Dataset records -

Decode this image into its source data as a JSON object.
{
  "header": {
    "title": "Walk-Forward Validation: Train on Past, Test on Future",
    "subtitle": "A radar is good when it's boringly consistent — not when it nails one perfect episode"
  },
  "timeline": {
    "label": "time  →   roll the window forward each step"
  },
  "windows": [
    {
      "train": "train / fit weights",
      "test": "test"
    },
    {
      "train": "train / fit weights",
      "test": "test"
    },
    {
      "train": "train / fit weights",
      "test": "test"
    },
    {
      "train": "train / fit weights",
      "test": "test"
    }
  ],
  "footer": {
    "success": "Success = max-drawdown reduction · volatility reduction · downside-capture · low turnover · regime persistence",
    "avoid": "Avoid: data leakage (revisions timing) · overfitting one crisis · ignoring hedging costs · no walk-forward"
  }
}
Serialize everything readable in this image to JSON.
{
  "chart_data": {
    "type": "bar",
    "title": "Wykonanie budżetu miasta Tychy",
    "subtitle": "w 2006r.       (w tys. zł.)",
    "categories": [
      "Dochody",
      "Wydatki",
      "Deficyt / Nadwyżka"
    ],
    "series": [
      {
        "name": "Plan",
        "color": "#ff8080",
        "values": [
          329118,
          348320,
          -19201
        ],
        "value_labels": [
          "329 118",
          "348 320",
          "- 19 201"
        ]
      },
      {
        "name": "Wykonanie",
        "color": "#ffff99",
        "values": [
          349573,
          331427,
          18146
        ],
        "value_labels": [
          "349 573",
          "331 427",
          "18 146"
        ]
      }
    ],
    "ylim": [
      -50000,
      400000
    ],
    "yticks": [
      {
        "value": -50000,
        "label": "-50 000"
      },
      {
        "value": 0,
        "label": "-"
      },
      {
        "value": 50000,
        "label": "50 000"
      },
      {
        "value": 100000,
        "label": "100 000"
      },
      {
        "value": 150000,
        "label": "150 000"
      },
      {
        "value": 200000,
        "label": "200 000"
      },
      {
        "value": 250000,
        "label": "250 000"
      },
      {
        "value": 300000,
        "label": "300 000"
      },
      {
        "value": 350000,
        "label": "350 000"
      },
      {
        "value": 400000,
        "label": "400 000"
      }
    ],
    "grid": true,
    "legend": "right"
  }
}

Directive -
Repeat all of the records above exactly as they appear.

Task output -
Decode this image into its source data as a JSON object.
{
  "header": {
    "title": "Walk-Forward Validation: Train on Past, Test on Future",
    "subtitle": "A radar is good when it's boringly consistent — not when it nails one perfect episode"
  },
  "timeline": {
    "label": "time  →   roll the window forward each step"
  },
  "windows": [
    {
      "train": "train / fit weights",
      "test": "test"
    },
    {
      "train": "train / fit weights",
      "test": "test"
    },
    {
      "train": "train / fit weights",
      "test": "test"
    },
    {
      "train": "train / fit weights",
      "test": "test"
    }
  ],
  "footer": {
    "success": "Success = max-drawdown reduction · volatility reduction · downside-capture · low turnover · regime persistence",
    "avoid": "Avoid: data leakage (revisions timing) · overfitting one crisis · ignoring hedging costs · no walk-forward"
  }
}
Serialize everything readable in this image to JSON.
{
  "chart_data": {
    "type": "bar",
    "title": "Wykonanie budżetu miasta Tychy",
    "subtitle": "w 2006r.       (w tys. zł.)",
    "categories": [
      "Dochody",
      "Wydatki",
      "Deficyt / Nadwyżka"
    ],
    "series": [
      {
        "name": "Plan",
        "color": "#ff8080",
        "values": [
          329118,
          348320,
          -19201
        ],
        "value_labels": [
          "329 118",
          "348 320",
          "- 19 201"
        ]
      },
      {
        "name": "Wykonanie",
        "color": "#ffff99",
        "values": [
          349573,
          331427,
          18146
        ],
        "value_labels": [
          "349 573",
          "331 427",
          "18 146"
        ]
      }
    ],
    "ylim": [
      -50000,
      400000
    ],
    "yticks": [
      {
        "value": -50000,
        "label": "-50 000"
      },
      {
        "value": 0,
        "label": "-"
      },
      {
        "value": 50000,
        "label": "50 000"
      },
      {
        "value": 100000,
        "label": "100 000"
      },
      {
        "value": 150000,
        "label": "150 000"
      },
      {
        "value": 200000,
        "label": "200 000"
      },
      {
        "value": 250000,
        "label": "250 000"
      },
      {
        "value": 300000,
        "label": "300 000"
      },
      {
        "value": 350000,
        "label": "350 000"
      },
      {
        "value": 400000,
        "label": "400 000"
      }
    ],
    "grid": true,
    "legend": "right"
  }
}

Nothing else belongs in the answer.